__EXERCISE GOAL__.
How many lines of these entries hold the string "enfermedad"? Answer with the number alone.

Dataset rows
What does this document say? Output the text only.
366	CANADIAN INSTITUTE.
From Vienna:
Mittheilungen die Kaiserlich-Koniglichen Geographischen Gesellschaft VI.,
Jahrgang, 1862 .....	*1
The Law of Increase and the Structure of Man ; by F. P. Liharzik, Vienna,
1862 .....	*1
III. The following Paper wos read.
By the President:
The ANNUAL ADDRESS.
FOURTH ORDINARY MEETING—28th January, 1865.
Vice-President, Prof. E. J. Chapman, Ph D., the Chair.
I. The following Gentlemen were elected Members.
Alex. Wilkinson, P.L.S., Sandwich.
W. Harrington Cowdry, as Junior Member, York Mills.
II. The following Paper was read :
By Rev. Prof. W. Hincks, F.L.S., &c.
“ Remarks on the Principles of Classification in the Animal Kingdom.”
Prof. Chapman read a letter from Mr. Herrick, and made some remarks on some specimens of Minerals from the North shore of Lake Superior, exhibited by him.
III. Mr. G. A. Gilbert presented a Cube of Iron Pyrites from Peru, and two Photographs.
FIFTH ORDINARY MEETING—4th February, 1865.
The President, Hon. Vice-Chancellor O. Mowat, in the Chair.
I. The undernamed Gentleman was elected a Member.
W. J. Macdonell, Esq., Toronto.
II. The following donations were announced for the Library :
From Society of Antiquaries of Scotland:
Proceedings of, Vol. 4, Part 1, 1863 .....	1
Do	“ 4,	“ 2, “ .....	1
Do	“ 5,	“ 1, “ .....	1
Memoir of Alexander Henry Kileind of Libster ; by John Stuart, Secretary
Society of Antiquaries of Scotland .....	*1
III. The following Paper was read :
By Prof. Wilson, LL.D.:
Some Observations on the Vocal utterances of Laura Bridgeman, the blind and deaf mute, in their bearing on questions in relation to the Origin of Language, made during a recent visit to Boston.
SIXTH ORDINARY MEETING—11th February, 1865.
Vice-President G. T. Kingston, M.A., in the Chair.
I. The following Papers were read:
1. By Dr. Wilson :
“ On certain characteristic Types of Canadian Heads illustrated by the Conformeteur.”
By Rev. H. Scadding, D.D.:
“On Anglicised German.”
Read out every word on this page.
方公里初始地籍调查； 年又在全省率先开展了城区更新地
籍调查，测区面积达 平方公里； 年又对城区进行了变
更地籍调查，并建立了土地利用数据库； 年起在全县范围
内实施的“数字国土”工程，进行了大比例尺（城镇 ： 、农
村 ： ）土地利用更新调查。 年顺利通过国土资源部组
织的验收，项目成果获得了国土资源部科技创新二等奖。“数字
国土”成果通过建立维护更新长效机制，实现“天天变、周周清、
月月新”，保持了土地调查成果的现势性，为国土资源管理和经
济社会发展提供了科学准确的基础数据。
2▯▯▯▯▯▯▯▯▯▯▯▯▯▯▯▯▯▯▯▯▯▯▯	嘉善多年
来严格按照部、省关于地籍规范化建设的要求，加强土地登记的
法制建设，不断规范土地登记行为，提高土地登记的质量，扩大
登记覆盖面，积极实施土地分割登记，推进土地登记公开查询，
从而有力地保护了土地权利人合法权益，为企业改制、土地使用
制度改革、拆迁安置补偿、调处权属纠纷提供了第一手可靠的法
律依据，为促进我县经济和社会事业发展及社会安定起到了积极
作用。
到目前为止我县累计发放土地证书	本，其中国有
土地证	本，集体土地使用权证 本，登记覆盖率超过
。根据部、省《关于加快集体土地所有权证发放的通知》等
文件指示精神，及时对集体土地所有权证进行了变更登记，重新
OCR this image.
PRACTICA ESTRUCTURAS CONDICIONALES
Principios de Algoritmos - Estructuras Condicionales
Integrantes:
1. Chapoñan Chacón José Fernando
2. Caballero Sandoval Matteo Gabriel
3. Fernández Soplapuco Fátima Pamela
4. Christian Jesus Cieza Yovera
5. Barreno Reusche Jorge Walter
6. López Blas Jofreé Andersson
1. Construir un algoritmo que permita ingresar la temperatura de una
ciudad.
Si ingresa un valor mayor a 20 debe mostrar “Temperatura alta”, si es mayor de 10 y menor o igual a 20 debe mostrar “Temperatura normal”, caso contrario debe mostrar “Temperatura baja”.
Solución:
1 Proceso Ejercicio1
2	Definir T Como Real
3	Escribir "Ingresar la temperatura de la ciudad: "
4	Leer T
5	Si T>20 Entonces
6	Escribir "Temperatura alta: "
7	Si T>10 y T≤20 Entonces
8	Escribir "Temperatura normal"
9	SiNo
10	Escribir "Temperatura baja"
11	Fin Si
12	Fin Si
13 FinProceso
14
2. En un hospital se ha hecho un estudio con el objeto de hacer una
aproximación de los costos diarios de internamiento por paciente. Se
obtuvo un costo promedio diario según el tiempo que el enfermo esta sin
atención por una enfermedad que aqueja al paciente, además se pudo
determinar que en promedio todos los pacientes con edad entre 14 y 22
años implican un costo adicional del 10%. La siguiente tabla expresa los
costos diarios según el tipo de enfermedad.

__THE SOLUTION__.
2